* _Task details_
Track down each line below containing the string "använda" and copy it.

* _Input material_

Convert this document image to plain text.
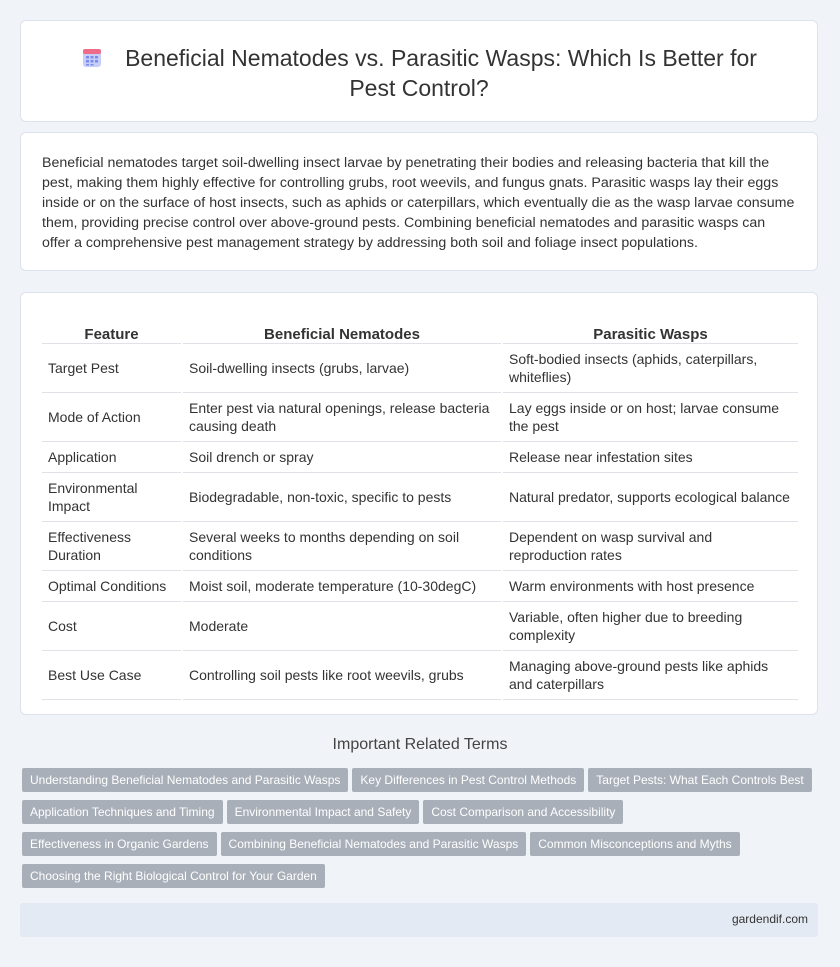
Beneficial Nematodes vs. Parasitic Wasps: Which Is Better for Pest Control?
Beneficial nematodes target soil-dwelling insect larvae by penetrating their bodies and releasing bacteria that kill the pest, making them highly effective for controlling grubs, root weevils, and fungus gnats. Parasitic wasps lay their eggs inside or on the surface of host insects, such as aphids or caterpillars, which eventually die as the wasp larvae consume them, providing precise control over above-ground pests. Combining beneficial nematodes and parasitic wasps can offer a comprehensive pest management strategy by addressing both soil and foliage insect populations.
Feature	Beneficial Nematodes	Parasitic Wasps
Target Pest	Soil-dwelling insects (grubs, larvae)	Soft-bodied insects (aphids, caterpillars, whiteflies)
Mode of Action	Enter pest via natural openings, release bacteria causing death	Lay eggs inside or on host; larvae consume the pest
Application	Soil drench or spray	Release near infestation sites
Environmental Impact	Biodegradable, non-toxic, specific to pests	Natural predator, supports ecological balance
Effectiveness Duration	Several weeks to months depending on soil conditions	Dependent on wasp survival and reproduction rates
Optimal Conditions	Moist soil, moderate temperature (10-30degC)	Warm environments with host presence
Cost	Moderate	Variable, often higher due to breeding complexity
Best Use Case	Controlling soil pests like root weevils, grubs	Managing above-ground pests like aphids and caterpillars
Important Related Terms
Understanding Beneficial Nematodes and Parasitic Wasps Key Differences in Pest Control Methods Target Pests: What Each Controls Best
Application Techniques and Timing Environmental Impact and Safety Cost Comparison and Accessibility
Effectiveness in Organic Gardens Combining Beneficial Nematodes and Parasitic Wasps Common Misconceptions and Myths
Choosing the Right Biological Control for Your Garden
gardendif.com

---

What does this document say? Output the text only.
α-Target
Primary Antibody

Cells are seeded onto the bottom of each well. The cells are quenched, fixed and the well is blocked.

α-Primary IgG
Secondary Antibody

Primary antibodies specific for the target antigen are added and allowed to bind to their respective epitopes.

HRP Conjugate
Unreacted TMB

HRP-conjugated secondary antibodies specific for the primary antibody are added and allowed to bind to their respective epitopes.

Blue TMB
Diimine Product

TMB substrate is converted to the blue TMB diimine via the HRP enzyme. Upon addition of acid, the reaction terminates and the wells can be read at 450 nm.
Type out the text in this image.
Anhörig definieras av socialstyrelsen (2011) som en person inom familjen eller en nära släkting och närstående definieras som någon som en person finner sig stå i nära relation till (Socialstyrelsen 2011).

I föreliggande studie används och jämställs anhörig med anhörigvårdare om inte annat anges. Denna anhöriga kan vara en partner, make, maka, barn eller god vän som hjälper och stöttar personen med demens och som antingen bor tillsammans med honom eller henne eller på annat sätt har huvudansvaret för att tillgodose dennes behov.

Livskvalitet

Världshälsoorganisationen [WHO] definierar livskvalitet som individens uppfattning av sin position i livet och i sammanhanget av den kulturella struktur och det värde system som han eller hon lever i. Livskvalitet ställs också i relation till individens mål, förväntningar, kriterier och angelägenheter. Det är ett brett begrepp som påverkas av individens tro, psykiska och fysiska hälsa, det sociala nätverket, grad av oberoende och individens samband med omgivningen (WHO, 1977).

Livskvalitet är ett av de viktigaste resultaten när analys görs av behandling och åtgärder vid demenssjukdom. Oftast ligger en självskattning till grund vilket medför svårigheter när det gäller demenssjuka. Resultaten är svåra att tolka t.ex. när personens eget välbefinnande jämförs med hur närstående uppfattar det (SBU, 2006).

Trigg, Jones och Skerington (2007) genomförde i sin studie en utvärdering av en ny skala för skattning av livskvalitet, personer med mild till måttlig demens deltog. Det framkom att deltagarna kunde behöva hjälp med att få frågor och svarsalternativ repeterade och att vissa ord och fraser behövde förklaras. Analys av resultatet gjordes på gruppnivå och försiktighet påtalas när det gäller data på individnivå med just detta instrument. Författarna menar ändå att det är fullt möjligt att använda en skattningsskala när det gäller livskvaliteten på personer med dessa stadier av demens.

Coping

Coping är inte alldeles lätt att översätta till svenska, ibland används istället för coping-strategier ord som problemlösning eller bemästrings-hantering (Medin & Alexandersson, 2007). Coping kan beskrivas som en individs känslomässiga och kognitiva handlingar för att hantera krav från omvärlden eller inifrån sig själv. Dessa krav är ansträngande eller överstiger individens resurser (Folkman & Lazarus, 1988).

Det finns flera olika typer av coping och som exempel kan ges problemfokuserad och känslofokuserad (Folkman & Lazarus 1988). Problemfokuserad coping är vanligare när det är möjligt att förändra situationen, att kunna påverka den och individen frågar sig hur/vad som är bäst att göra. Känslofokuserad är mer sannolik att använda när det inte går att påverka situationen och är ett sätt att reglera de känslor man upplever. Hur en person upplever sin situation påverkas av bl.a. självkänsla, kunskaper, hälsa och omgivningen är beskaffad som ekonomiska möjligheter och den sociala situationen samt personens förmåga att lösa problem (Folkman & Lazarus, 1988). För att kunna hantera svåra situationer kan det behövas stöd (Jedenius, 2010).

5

* _Result below_
Trigg, Jones och Skerington (2007) genomförde i sin studie en utvärdering av en ny skala för skattning av livskvalitet, personer med mild till måttlig demens deltog. Det framkom att deltagarna kunde behöva hjälp med att få frågor och svarsalternativ repeterade och att vissa ord och fraser behövde förklaras. Analys av resultatet gjordes på gruppnivå och försiktighet påtalas när det gäller data på individnivå med just detta instrument. Författarna menar ändå att det är fullt möjligt att använda en skattningsskala när det gäller livskvaliteten på personer med dessa stadier av demens.
Det finns flera olika typer av coping och som exempel kan ges problemfokuserad och känslofokuserad (Folkman & Lazarus 1988). Problemfokuserad coping är vanligare när det är möjligt att förändra situationen, att kunna påverka den och individen frågar sig hur/vad som är bäst att göra. Känslofokuserad är mer sannolik att använda när det inte går att påverka situationen och är ett sätt att reglera de känslor man upplever. Hur en person upplever sin situation påverkas av bl.a. självkänsla, kunskaper, hälsa och omgivningen är beskaffad som ekonomiska möjligheter och den sociala situationen samt personens förmåga att lösa problem (Folkman & Lazarus, 1988). För att kunna hantera svåra situationer kan det behövas stöd (Jedenius, 2010).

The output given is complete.